Problem requirements:
Look for "please" in each line of the entries, and return the matching lines.

Extracted data entries:
════════

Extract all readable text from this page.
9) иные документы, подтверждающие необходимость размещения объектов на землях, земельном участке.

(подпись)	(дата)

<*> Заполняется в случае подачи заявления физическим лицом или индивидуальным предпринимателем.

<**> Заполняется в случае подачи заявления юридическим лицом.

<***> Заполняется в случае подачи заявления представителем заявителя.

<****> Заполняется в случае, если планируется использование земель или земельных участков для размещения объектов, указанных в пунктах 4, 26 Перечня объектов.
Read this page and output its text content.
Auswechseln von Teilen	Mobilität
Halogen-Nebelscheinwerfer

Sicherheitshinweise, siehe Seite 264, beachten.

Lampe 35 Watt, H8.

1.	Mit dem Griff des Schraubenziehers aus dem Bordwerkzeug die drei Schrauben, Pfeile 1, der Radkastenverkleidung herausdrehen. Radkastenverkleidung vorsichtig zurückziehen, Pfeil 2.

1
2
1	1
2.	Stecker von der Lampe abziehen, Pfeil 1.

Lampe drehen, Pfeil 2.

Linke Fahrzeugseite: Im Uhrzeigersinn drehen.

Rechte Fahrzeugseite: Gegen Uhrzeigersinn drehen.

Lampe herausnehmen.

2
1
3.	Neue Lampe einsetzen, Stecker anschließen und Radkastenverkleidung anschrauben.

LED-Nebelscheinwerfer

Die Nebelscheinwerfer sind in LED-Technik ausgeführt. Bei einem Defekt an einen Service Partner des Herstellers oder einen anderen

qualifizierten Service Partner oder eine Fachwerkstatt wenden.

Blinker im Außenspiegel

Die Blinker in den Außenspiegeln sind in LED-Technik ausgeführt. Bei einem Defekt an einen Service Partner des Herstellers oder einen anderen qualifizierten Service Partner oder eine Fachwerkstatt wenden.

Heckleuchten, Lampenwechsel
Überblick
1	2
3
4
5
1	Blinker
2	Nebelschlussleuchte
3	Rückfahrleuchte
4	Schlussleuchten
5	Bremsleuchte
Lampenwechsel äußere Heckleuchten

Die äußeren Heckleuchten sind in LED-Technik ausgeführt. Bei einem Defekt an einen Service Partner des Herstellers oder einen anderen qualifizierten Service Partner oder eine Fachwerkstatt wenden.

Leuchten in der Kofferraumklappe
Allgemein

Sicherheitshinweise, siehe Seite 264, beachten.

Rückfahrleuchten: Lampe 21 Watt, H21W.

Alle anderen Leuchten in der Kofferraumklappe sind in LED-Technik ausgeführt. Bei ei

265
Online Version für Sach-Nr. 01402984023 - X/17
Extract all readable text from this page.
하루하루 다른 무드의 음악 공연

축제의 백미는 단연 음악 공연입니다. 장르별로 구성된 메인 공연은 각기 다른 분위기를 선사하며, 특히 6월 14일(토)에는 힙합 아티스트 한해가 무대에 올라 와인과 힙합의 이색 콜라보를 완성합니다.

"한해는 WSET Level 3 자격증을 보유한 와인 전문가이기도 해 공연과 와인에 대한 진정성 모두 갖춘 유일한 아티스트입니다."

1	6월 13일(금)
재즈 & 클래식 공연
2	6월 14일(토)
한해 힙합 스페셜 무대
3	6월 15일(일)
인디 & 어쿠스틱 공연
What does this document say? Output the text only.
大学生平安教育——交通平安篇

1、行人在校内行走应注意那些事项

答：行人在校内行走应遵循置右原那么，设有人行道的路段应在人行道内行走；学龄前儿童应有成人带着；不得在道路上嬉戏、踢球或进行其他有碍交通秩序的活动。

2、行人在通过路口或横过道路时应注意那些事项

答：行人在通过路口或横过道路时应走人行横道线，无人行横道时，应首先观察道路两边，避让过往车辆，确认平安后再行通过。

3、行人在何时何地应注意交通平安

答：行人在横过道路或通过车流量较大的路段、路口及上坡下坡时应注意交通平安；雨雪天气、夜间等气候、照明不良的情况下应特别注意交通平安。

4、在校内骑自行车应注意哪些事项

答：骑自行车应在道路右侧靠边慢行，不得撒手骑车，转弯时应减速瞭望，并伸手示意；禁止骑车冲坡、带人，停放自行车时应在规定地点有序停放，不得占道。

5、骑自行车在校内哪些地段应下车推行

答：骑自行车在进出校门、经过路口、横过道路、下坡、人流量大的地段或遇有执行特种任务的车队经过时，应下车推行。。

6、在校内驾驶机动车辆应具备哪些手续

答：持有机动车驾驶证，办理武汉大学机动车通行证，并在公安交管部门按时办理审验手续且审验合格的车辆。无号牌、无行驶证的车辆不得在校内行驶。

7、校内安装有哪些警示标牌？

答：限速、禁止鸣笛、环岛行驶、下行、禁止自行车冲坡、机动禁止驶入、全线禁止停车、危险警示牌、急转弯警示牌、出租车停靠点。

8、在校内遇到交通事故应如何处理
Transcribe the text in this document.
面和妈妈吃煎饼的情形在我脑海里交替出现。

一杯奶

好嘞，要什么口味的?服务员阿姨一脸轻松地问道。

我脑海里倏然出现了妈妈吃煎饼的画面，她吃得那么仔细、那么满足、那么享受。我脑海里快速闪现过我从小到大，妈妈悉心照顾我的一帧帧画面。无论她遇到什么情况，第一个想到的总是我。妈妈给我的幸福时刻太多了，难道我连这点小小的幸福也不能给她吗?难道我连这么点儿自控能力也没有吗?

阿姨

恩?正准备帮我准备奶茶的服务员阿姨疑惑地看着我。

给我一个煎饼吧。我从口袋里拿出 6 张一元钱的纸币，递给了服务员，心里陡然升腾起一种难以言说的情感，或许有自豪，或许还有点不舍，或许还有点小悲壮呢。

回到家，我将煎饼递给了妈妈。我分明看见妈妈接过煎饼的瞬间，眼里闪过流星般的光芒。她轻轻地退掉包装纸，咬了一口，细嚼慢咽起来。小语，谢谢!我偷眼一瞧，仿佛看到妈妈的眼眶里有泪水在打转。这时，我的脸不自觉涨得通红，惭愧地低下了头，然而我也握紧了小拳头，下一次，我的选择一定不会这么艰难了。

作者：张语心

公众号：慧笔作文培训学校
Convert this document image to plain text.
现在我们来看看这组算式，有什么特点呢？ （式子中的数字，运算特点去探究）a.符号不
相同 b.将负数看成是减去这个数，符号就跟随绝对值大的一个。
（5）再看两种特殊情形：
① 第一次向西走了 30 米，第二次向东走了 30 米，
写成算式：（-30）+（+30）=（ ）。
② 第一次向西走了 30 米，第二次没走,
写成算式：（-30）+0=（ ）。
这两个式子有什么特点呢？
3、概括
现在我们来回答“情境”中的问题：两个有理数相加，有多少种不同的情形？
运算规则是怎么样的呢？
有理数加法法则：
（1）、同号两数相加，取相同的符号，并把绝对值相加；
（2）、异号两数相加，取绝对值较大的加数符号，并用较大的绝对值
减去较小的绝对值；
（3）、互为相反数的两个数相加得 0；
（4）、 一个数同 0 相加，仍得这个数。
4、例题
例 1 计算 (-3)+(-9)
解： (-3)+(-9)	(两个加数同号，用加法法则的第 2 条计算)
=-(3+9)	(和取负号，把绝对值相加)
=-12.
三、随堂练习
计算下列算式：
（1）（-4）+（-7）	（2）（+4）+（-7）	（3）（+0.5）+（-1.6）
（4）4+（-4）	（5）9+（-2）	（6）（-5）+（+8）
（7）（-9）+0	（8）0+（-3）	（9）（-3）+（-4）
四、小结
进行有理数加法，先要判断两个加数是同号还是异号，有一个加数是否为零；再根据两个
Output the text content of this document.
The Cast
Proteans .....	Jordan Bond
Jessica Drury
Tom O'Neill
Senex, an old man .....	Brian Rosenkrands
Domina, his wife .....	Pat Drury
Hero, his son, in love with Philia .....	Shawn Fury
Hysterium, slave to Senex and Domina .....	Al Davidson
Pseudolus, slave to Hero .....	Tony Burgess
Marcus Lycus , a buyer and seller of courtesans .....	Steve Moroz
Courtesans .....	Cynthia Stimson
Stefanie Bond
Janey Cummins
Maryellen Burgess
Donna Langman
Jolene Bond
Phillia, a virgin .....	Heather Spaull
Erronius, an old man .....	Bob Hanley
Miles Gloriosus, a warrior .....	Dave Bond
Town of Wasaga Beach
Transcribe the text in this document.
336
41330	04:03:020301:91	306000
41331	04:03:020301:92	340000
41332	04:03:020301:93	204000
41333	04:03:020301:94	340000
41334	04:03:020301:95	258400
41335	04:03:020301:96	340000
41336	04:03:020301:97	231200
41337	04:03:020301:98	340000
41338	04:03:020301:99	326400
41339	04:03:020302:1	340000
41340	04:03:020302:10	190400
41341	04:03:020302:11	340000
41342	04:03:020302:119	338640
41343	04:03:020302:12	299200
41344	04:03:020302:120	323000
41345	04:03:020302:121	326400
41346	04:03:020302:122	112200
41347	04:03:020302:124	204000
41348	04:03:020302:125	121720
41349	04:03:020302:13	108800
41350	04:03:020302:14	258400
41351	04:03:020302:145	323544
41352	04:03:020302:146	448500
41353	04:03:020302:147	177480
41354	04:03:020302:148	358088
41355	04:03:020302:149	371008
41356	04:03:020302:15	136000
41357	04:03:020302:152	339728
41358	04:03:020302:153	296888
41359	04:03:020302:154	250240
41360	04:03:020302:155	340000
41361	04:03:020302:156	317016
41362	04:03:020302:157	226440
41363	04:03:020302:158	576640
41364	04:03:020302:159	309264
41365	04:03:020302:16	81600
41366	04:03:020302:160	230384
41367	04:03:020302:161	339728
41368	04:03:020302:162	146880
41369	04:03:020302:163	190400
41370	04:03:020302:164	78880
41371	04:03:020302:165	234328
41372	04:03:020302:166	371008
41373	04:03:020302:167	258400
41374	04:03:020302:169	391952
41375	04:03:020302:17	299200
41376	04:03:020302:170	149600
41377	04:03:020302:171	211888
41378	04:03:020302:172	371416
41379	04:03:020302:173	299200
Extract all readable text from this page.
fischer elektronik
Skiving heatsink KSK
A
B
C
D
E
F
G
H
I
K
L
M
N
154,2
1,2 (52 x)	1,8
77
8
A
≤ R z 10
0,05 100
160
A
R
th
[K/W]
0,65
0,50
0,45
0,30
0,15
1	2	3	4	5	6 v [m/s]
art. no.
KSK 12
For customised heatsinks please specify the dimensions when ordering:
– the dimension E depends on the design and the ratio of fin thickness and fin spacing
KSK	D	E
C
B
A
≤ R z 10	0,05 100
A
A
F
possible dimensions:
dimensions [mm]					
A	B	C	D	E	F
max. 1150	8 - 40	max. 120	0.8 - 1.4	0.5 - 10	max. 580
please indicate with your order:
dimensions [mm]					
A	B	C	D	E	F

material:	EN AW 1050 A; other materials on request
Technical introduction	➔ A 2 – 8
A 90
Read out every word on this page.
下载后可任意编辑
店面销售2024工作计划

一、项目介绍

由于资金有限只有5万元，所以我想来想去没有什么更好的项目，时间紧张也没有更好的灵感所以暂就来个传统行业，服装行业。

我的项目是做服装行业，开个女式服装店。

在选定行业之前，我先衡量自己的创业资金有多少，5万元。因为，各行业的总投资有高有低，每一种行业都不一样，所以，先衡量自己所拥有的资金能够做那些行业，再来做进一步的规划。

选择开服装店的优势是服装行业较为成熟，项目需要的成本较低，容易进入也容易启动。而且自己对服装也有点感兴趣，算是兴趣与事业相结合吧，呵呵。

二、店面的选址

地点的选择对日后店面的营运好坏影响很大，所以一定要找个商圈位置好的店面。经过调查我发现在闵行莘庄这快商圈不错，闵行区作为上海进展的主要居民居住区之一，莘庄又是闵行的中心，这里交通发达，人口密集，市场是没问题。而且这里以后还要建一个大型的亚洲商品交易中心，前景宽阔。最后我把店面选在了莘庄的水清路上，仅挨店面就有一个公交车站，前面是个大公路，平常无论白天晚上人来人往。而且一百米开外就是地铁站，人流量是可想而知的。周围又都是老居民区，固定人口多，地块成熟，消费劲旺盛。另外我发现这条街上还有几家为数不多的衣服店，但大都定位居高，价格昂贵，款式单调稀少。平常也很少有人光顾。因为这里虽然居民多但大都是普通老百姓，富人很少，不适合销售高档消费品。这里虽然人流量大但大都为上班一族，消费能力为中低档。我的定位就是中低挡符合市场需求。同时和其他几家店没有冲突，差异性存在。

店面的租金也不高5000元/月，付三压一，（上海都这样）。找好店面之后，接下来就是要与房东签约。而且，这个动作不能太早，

════════

Task result:
For customised heatsinks please specify the dimensions when ordering:
please indicate with your order:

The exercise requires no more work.